## AIM
Copy each line of the entries that contains the word "участка".

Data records

⟨

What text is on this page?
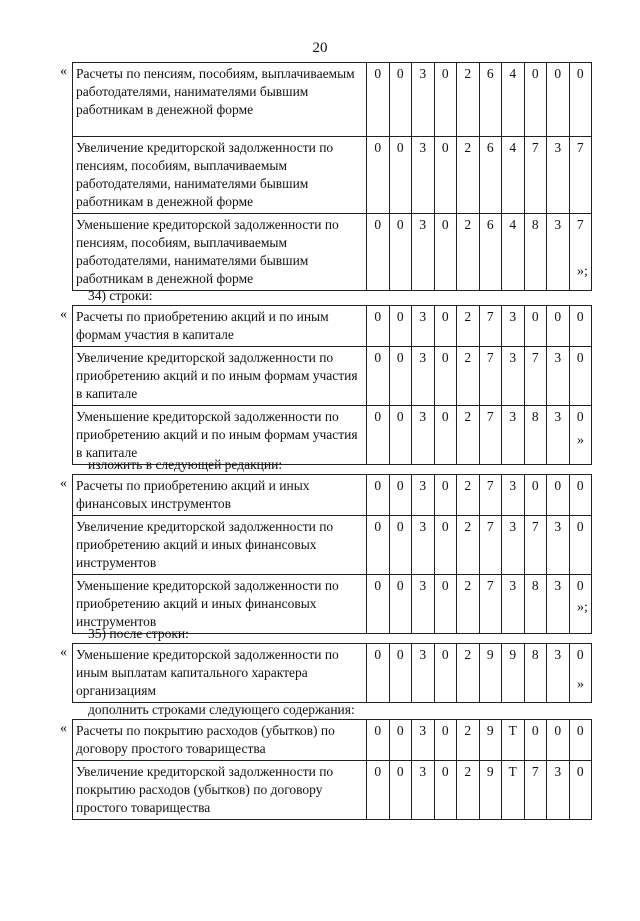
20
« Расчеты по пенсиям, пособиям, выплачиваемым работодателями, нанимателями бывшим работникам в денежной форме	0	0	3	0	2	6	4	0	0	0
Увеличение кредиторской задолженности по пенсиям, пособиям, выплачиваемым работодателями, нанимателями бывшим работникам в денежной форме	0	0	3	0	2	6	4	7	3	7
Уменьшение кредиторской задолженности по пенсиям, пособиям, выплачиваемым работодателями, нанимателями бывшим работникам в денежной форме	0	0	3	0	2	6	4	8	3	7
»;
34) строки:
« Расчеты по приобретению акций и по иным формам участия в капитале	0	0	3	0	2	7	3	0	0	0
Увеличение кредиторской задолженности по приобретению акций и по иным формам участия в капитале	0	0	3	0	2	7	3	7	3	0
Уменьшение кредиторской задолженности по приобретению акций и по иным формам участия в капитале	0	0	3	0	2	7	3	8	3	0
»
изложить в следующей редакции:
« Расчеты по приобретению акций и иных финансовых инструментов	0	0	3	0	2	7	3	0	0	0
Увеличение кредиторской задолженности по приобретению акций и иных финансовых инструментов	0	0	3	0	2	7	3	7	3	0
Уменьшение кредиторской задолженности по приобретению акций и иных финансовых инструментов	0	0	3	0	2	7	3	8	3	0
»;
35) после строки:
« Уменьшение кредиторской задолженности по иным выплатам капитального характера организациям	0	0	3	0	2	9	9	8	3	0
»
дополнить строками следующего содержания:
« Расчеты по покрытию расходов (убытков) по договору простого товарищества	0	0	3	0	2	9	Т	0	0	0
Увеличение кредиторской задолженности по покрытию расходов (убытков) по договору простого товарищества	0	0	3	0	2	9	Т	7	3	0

⟩
⟨

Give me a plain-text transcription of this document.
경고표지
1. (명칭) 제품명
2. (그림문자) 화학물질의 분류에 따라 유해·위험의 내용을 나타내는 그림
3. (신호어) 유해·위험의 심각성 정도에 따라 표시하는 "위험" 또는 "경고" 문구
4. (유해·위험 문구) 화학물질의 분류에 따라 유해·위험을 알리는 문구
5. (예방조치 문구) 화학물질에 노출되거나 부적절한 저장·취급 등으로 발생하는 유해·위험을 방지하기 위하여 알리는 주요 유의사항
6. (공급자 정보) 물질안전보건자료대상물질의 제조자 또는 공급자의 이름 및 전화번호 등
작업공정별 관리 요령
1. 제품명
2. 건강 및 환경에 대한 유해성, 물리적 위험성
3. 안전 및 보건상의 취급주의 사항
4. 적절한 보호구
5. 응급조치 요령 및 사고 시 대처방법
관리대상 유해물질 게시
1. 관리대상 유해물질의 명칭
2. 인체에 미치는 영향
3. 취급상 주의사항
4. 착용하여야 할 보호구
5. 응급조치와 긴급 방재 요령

⟩
⟨

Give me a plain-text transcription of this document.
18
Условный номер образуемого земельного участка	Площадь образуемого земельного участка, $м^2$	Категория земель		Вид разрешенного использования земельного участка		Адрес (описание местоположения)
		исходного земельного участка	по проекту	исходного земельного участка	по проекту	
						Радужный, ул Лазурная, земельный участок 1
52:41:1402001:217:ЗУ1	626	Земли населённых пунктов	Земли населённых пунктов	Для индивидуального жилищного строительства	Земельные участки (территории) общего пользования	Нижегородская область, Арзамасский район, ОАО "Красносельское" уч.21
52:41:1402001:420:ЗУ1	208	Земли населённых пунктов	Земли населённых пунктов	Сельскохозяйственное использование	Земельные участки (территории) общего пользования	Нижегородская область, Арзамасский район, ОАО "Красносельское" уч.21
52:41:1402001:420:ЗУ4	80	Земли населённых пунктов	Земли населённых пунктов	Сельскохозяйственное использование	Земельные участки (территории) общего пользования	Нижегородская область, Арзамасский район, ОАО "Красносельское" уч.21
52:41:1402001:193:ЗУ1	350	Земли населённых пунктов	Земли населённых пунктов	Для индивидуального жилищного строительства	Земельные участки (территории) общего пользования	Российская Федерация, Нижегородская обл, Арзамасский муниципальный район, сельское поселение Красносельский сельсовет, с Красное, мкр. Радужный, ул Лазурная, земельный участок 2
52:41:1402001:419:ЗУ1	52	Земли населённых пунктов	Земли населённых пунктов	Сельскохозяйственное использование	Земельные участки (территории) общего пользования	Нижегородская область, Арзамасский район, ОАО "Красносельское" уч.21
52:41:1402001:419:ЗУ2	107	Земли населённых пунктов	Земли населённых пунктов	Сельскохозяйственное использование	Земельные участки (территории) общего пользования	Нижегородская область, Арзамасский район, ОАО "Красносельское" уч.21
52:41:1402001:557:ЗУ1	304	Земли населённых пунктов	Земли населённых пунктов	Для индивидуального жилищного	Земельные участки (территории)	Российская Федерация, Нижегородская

⟩

## FULL SOLUTION
Условный номер образуемого земельного участка	Площадь образуемого земельного участка, $м^2$	Категория земель		Вид разрешенного использования земельного участка		Адрес (описание местоположения)
		исходного земельного участка	по проекту	исходного земельного участка	по проекту	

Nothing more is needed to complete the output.